→ Text segment:
____
FreshPondIndians | September 27, 2012 at 9:21 am

On a side note, RFK Jr. is involved in this case. As Massachusetts residents know, anything involving a Kennedy is ALWAYS on the up and up.

Inquiring minds want to know: does the good professor wear tights with a big “S” on his chest under his lawyer’s suit?

Excellent work.

This long suffering Massachusetts voter appreciates your efforts not only with the Warren issue, but also with getting Brown elected in the first place.

    Henry Hawkins in reply to turfmann. | September 27, 2012 at 2:04 pm

    “..does the good professor wear tights with a big “S” on his chest under his lawyer’s suit?”

    Well, thank you very much for THAT visual….

Your approach to releasing this information continues to remind me of Andrew Breitbart. You trickle out just part of the information. Her defenders build their strawmen and then your next release sets them ablaze. I love it!


    terimwal in reply to PHugger. | September 27, 2012 at 9:39 am

    My thoughts exactly. I love it that the good Professor is “being Breitbart.” I wonder if there are awards for excellence in online journalism. If so, Professor Jacobson should win.

To: Elizabeth Warren
From: A Concerned Citizen
Re: Your Withdrawal

First off, no, I am not a resident of your state. However, unlike some who would say the subject matter is “none of my business,” I do have an interest and concern about those who serve in public office.
____
→ Problems to work on:
A - Transcribe part of the comment thread, beginning at the words "Excellent work." and stopping after the words "ablaze. I love it!".
B - Render this sentence from the comment thread in Spanish: "Your approach to releasing this information continues to remind me of Andrew Breitbart."
C - Resume the comment thread, picking up right after its final sentence.

→ Data shown:
____
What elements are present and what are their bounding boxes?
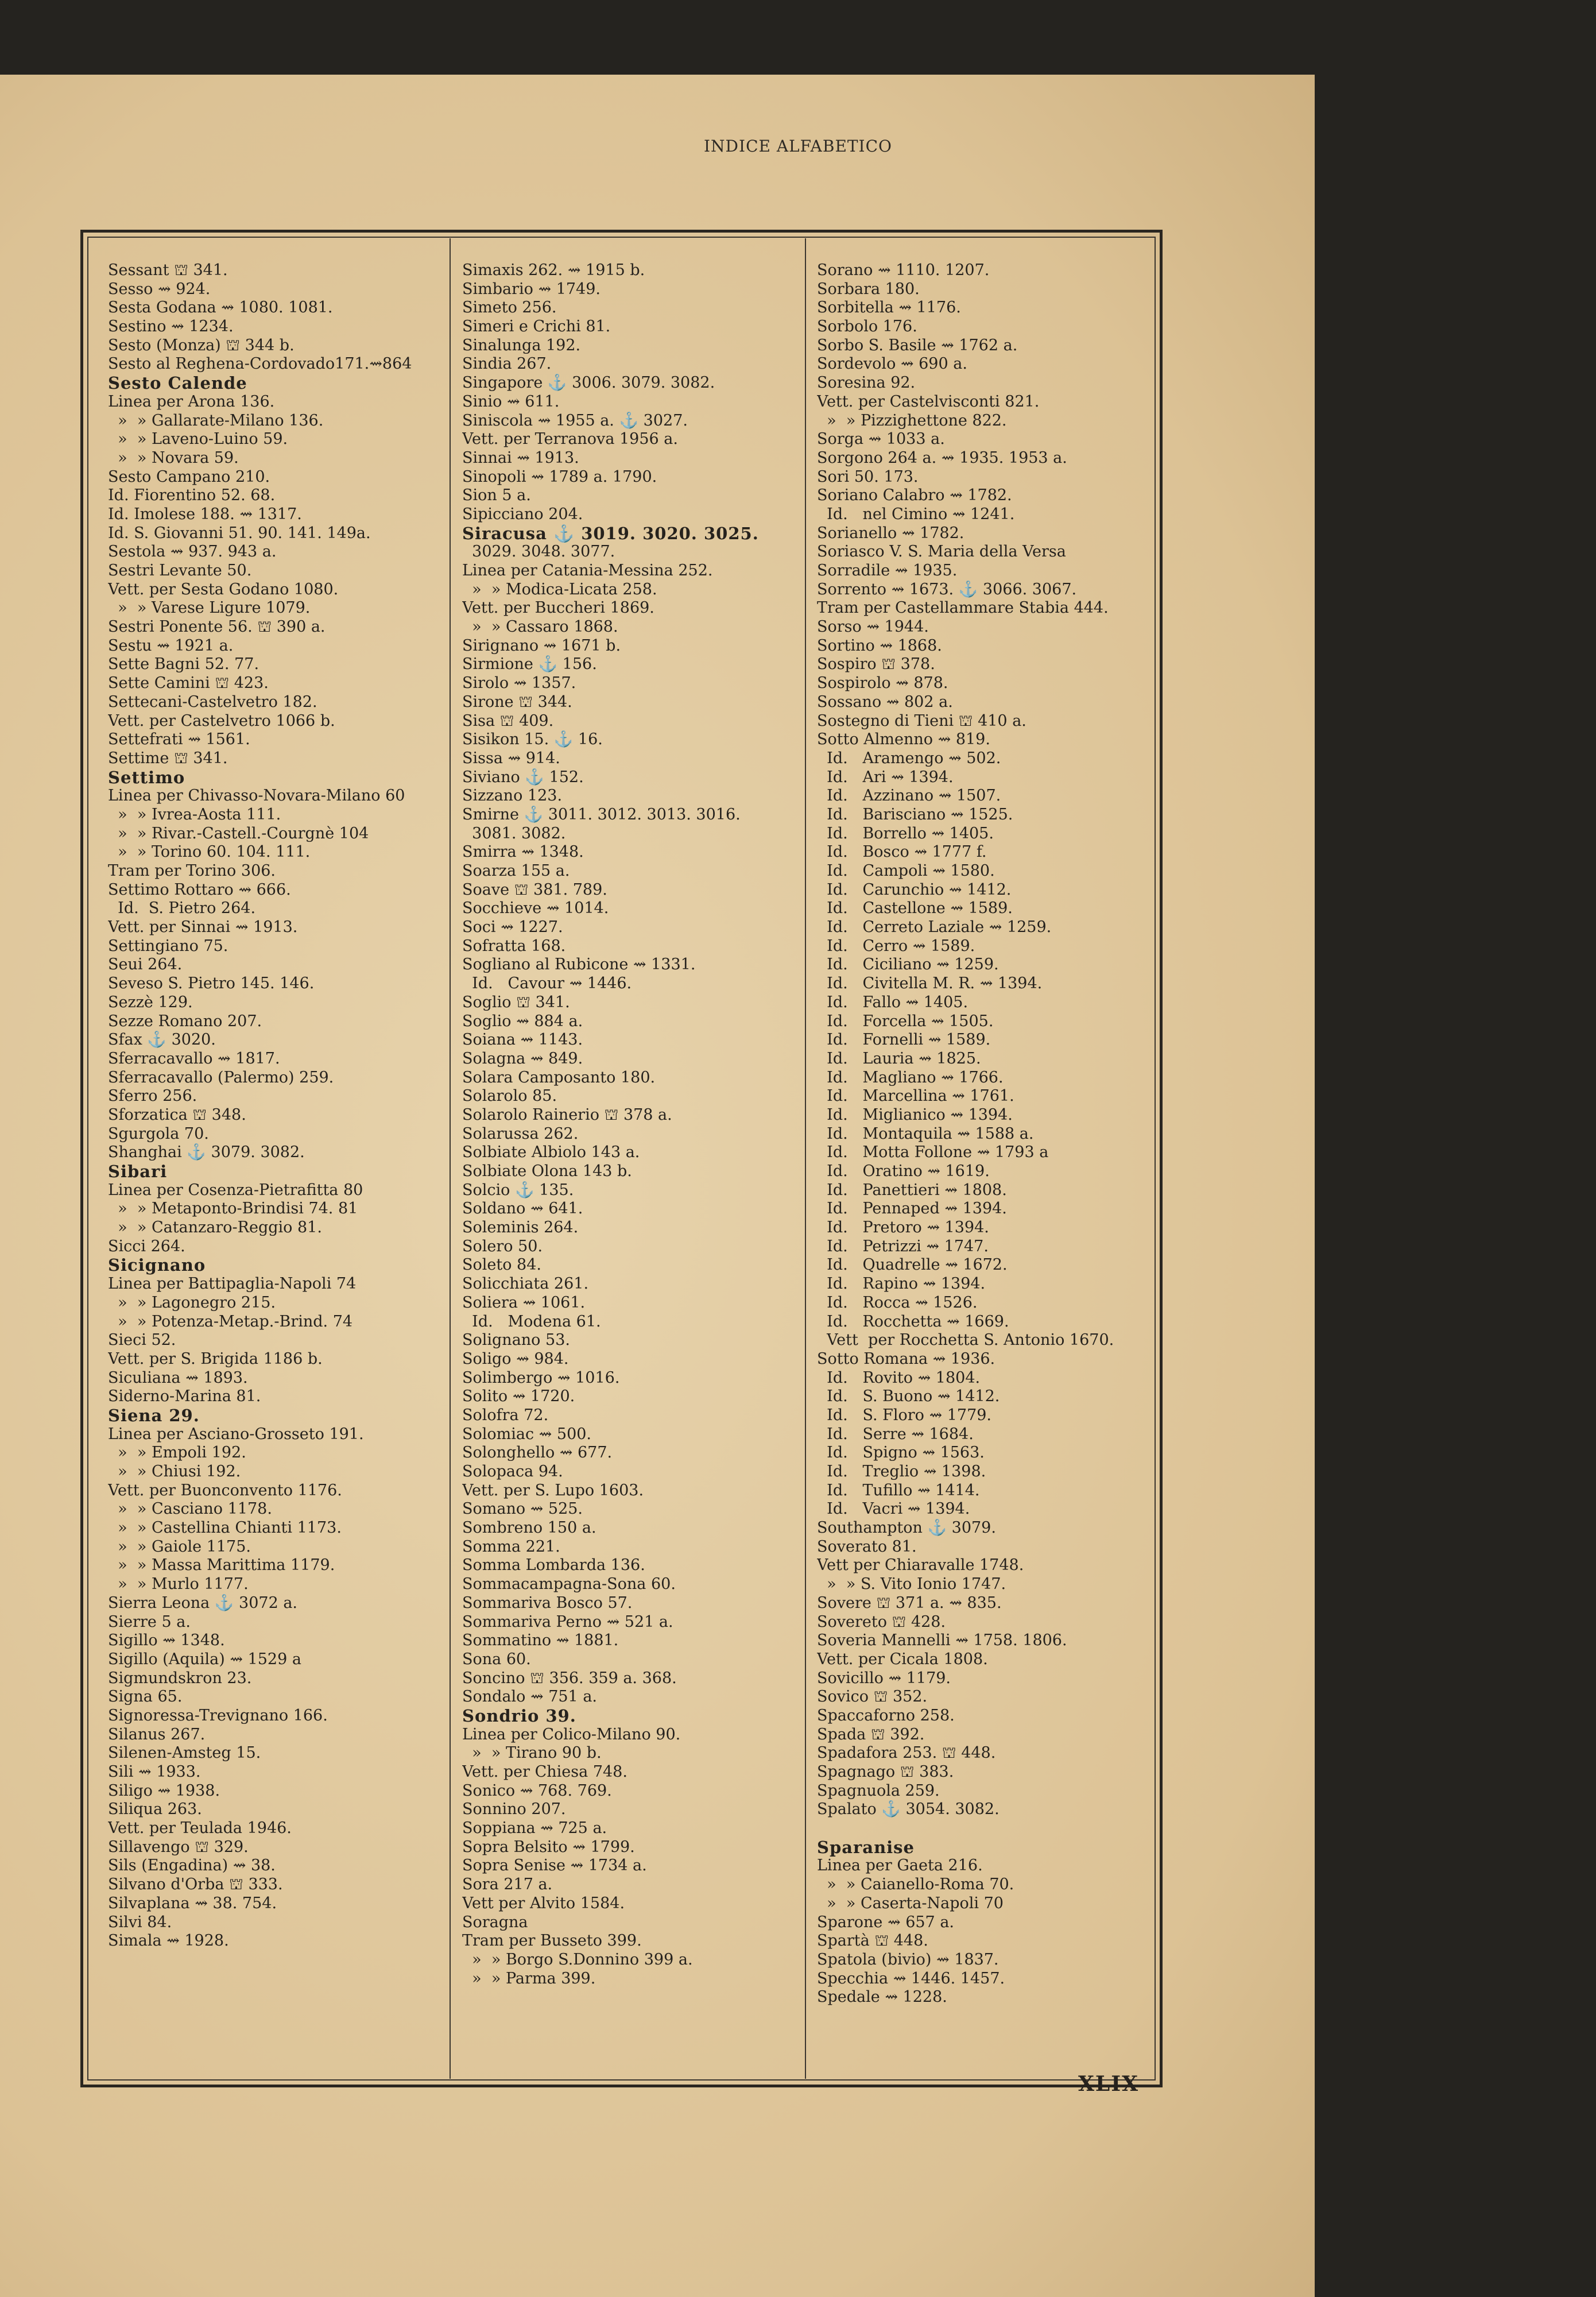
____
→ Task-by-task outputs:
A -
Excellent work.

This long suffering Massachusetts voter appreciates your efforts not only with the Warren issue, but also with getting Brown elected in the first place.

    Henry Hawkins in reply to turfmann. | September 27, 2012 at 2:04 pm

    “..does the good professor wear tights with a big “S” on his chest under his lawyer’s suit?”

    Well, thank you very much for THAT visual….

Your approach to releasing this information continues to remind me of Andrew Breitbart. You trickle out just part of the information. Her defenders build their strawmen and then your next release sets them ablaze. I love it!

B - Tu forma de dar a conocer esta información sigue recordándome a Andrew Breitbart.

C -
As to why I am writing this, I think you should withdraw from the current campaign for the U.S. Senate. My reasons are the following:

1) you continue to deny and explain away your claims to Cherokee ancestry despite evidence to the contrary

2) with regards to the law license issue, you may have not known the law and regulations regarding the same. Should this be the case, I think this would question your suitability to serve in such a demanding body as the Congress; or,

3) you knew the law and regulations of licensure and thought you could “work the system” or you just flat-out ignored them. In either case, I would, again, find you unsuitable to serve in public office.

4) you continue to allow both of these issues to “fester” in the public arena. Is it unreasonable to expect you to have forthrightness and provide clarity that can be documented?

Both of these issues are of significant nature to call into question how you would conduct yourself as a “servant of the people”. If we, as the people, are regularly hearing about personal issues and problems of officeholders rather than the work to which they have been elected, then such persons ought not hold positions of responsibility and obligation, let alone be elected to them. You, according to public accounts, seem to fit that description.

Spare us all. Lord only knows this nation has enough problems. We don’t need any more “problematic” leaders.

Sincerely, A Concerned Citizen

    janitor in reply to ALman. | September 27, 2012 at 10:29 am

    Aw c’mon. This is her story. This is just who she is. Her pawpaw said she could. The lady who cleans her office told her it was okay. It’s not a lie if no one asks whether it’s a lie…

Next Warren defense: there is, somewhere in MA law, a Native American exemption for requiring a license to practice law in the state.

    Observer in reply to tripleforte. | September 27, 2012 at 9:43 am

    Maybe Aunt Bea told Lizzie she already had a valid Massachusetts law license, and Lizzie just never bothered to check (it being family lore, and who questions their loved ones on such matters anway, and why are all you heartless raaaaacists attacking Lizzie’s family???)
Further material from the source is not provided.